PROVIDED PASSAGE:
——

No, that is still breaking, because you are not using the LC. If you are not using a weapon to opt to use another weapon, as it says in the BRB, the rules do not carry over. It is one or the other, not both. So that IS breaking, as it is a direct violation of what is written.


----------



## MJayC50 (Oct 30, 2007)

correct. special and normal weapons have different rules. i consider myself a power gamer. I dont stretch the rules because I dont need to. they are rules. unbreakable. I have the confidence to stop people if they try it on. I know the rules and where to find them. I like to think i am fun to play with as i hate games where one or the other are moping around and not enjoying it. my lists are not net lists. they dont work after about 2 weeks before counters are thought of. I play 1 list for a very long time and work out how to play it to the best of its ability. to me gamers are 1 of 3. fluffy player - just having fun with no aspirations to winning events. just plays with his friends or whatever. Competitive player/power game. takes nasty lists, knows rules, is fun to play. plays hard and fast and doesnt act like a prat.
Cheater - someone who stretches rules, breaks rules. is an idiot to play with, questioning everything and being a bad sport. lacks respect for the game and other peoples feelings. is generally a massive man sized reason to not play.

luckily i have only played about 3 of these type of players. they all lost btw because without the 'tricks' they are decidedly average. It might just be the state of play in the US compared to the UK, we are much better sports than most of the usa guys and dont fall for any of this above the table BS.


----------



## Don_Keyballs (Jan 14, 2010)

CLT40k said:


> That would completely piss me off... what a tool...

——

INFORMATION PROVIDED:

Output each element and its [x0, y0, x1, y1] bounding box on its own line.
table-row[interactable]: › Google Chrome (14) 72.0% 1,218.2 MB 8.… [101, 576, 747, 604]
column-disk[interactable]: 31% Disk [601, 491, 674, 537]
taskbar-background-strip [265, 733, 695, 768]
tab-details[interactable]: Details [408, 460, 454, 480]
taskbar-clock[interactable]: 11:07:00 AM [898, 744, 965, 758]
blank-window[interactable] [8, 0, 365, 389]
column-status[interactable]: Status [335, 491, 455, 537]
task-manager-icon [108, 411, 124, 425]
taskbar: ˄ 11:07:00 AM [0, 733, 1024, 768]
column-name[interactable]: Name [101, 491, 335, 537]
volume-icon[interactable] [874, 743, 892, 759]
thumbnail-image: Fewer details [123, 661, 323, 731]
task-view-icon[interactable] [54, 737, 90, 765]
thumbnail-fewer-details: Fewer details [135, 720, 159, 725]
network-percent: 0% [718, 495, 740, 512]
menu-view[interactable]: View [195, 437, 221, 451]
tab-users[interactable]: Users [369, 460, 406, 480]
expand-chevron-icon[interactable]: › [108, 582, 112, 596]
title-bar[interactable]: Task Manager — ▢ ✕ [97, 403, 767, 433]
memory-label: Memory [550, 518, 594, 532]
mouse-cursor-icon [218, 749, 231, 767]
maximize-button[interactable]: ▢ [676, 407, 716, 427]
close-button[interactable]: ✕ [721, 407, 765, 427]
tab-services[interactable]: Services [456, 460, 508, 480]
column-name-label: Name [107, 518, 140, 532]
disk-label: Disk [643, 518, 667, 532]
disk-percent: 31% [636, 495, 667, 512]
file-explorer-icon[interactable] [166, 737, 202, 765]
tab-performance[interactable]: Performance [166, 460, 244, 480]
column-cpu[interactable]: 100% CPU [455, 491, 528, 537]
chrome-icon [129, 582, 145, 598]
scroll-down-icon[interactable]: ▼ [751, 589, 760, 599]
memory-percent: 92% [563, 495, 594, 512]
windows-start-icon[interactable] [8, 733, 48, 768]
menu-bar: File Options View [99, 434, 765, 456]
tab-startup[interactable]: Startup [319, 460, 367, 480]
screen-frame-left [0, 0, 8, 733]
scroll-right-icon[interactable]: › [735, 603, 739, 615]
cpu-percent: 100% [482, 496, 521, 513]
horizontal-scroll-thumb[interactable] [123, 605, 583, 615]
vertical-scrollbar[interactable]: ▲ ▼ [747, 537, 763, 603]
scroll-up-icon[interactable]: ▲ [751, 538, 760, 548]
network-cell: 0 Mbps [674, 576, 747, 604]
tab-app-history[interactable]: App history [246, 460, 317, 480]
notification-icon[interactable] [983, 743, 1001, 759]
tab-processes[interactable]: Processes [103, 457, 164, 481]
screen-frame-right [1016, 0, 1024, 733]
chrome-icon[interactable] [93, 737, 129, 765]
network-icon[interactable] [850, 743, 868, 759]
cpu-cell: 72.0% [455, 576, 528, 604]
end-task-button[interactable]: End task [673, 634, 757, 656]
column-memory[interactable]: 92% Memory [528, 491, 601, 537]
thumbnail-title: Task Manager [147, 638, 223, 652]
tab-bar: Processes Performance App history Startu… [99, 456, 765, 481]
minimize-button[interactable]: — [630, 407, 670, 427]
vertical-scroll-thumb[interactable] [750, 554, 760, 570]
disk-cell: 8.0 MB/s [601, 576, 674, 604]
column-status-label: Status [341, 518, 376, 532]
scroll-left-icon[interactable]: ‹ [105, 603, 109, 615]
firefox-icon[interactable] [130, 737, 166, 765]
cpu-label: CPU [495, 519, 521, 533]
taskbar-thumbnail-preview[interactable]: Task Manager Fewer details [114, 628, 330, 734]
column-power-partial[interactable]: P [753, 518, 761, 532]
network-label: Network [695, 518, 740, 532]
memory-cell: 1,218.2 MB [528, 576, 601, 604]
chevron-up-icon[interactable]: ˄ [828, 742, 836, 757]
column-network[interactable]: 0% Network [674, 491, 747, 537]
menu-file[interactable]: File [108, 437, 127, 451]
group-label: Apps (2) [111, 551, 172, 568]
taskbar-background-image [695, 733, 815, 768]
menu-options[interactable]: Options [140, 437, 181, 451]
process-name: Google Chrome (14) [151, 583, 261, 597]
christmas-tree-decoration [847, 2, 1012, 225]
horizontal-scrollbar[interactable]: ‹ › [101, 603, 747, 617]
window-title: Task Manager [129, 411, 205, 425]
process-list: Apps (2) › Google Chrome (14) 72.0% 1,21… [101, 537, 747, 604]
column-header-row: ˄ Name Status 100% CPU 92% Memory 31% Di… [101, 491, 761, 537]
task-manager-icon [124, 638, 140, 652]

——

TASK INSTRUCTIONS:
**a.** In the forum thread, into how many types does MJayC50 divide gamers?
**b.** Return the part of the forum thread from "## MJayC50 (Oct" up to and including "like a prat.", copied without changes.

ANSWERS BELOW:
**a.** Three: the fluffy player, the competitive player or power gamer, and the cheater.

**b.**
## MJayC50 (Oct 30, 2007)

correct. special and normal weapons have different rules. i consider myself a power gamer. I dont stretch the rules because I dont need to. they are rules. unbreakable. I have the confidence to stop people if they try it on. I know the rules and where to find them. I like to think i am fun to play with as i hate games where one or the other are moping around and not enjoying it. my lists are not net lists. they dont work after about 2 weeks before counters are thought of. I play 1 list for a very long time and work out how to play it to the best of its ability. to me gamers are 1 of 3. fluffy player - just having fun with no aspirations to winning events. just plays with his friends or whatever. Competitive player/power game. takes nasty lists, knows rules, is fun to play. plays hard and fast and doesnt act like a prat.